Dataset entries:

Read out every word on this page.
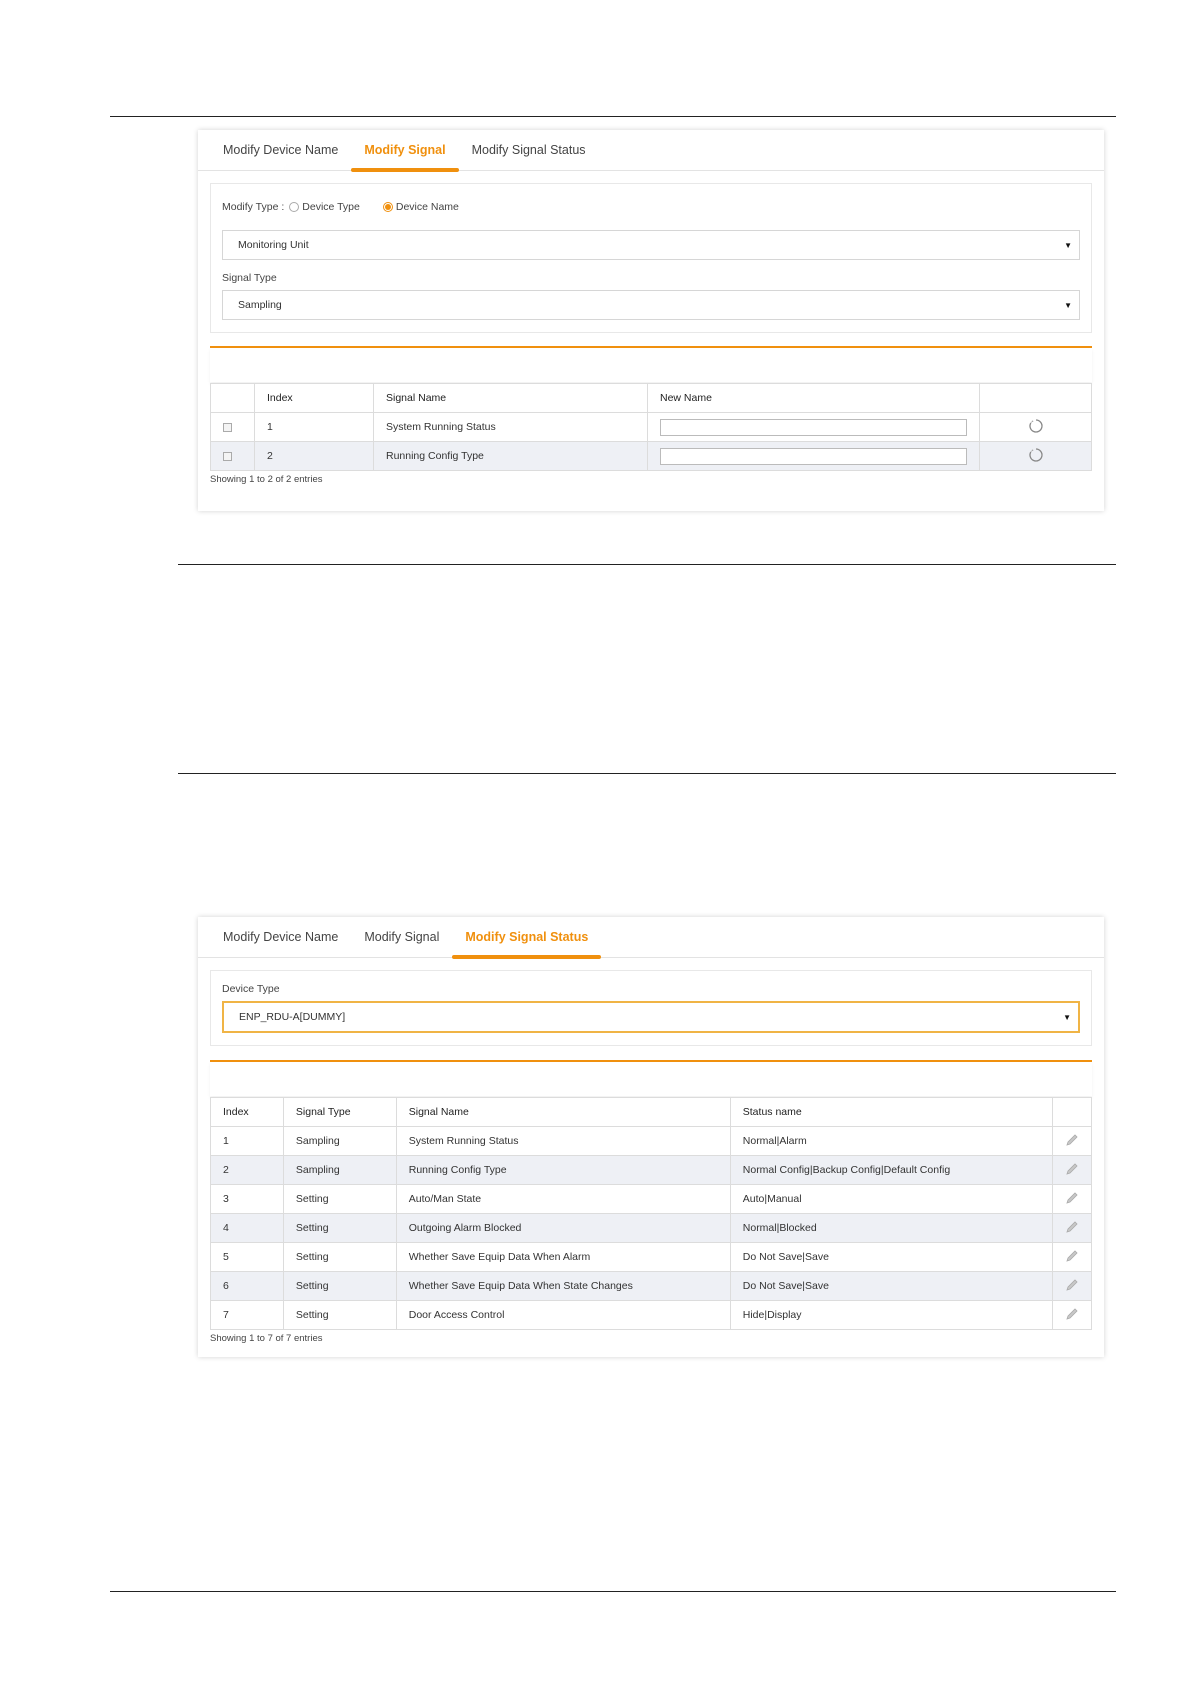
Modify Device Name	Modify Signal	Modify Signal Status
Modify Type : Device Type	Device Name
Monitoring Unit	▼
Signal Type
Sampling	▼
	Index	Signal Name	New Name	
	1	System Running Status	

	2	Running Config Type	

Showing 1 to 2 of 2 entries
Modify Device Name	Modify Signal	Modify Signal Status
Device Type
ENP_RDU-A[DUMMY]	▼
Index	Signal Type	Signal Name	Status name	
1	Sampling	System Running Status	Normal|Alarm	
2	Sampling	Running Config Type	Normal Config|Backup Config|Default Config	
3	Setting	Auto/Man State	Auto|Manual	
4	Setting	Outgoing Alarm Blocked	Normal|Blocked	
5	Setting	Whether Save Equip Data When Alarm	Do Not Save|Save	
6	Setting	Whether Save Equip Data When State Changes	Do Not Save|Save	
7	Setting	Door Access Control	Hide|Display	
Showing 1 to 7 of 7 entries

* * *

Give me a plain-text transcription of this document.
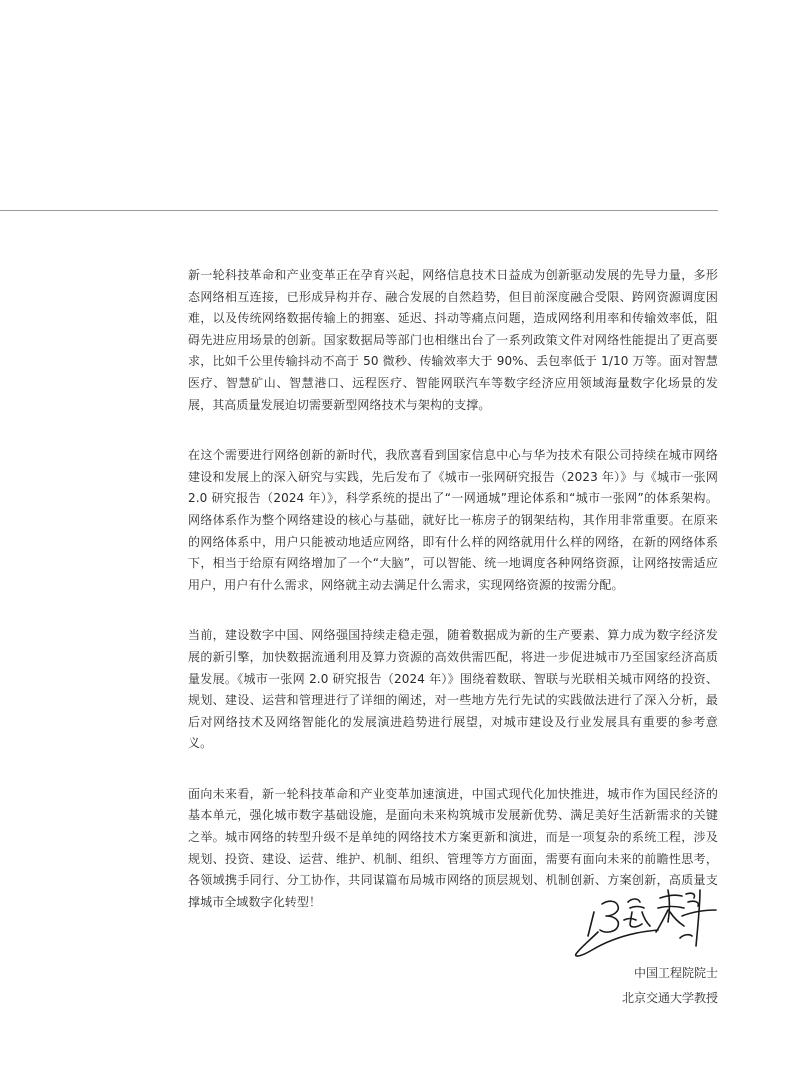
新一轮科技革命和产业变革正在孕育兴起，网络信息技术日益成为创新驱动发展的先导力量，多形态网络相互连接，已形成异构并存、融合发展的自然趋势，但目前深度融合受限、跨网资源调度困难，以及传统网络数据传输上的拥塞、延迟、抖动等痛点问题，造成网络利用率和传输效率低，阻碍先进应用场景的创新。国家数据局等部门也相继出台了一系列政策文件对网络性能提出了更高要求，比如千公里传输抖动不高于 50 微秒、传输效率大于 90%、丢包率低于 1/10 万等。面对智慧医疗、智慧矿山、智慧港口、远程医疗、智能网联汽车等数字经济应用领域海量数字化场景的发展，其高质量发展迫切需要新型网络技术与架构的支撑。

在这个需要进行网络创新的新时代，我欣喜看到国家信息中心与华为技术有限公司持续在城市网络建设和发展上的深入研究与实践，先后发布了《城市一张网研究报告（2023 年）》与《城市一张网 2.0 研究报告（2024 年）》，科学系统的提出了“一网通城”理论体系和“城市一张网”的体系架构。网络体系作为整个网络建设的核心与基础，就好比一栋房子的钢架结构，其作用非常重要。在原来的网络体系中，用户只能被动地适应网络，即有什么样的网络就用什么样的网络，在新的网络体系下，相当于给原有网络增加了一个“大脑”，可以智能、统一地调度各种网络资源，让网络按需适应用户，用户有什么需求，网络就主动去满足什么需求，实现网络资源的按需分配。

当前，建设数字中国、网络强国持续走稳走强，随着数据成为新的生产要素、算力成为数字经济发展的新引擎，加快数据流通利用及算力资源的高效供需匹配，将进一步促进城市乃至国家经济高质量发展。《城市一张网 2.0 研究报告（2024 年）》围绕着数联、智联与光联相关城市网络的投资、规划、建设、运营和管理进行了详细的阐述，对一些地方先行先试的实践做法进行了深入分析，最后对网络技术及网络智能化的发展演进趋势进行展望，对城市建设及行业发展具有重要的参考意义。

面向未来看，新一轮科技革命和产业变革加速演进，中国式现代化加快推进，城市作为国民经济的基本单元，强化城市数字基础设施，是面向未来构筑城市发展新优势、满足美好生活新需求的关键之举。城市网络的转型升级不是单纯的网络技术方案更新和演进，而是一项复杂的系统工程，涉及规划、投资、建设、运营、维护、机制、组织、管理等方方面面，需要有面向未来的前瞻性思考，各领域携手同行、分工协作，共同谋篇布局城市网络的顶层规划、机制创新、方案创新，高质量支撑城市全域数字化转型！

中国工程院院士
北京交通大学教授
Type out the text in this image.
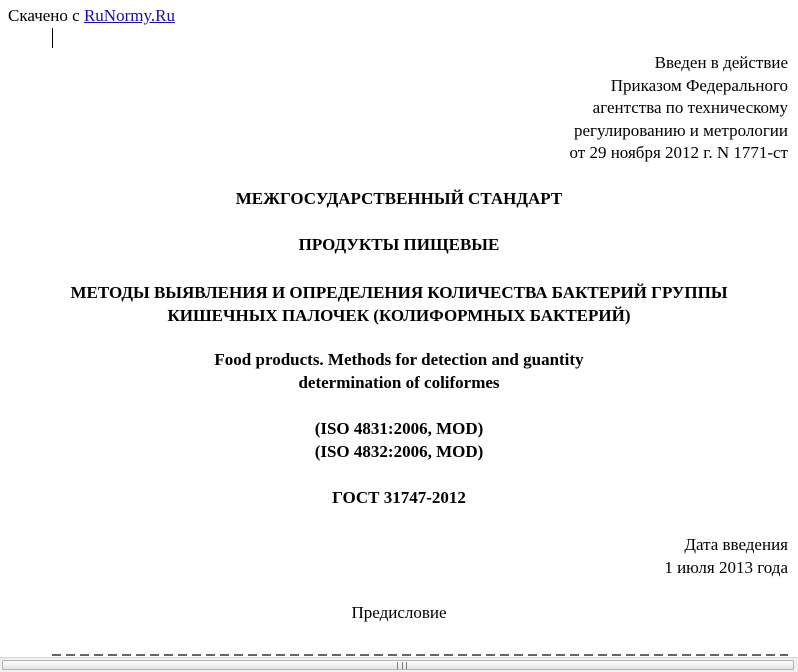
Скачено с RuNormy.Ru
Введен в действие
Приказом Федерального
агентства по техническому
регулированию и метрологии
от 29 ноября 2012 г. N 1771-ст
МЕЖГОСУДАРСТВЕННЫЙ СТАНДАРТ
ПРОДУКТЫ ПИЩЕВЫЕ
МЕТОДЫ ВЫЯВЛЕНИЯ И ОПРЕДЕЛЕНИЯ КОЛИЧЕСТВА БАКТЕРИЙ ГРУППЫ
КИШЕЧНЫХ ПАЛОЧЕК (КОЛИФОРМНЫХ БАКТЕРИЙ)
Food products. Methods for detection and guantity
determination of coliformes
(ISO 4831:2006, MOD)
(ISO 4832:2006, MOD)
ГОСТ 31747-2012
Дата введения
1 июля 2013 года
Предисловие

Task details: Copy out each line of the entries that holds "this".

Finished exercise:
Read out every word on this page.
Give me a plain-text transcription of this document.
Type out the text in this image.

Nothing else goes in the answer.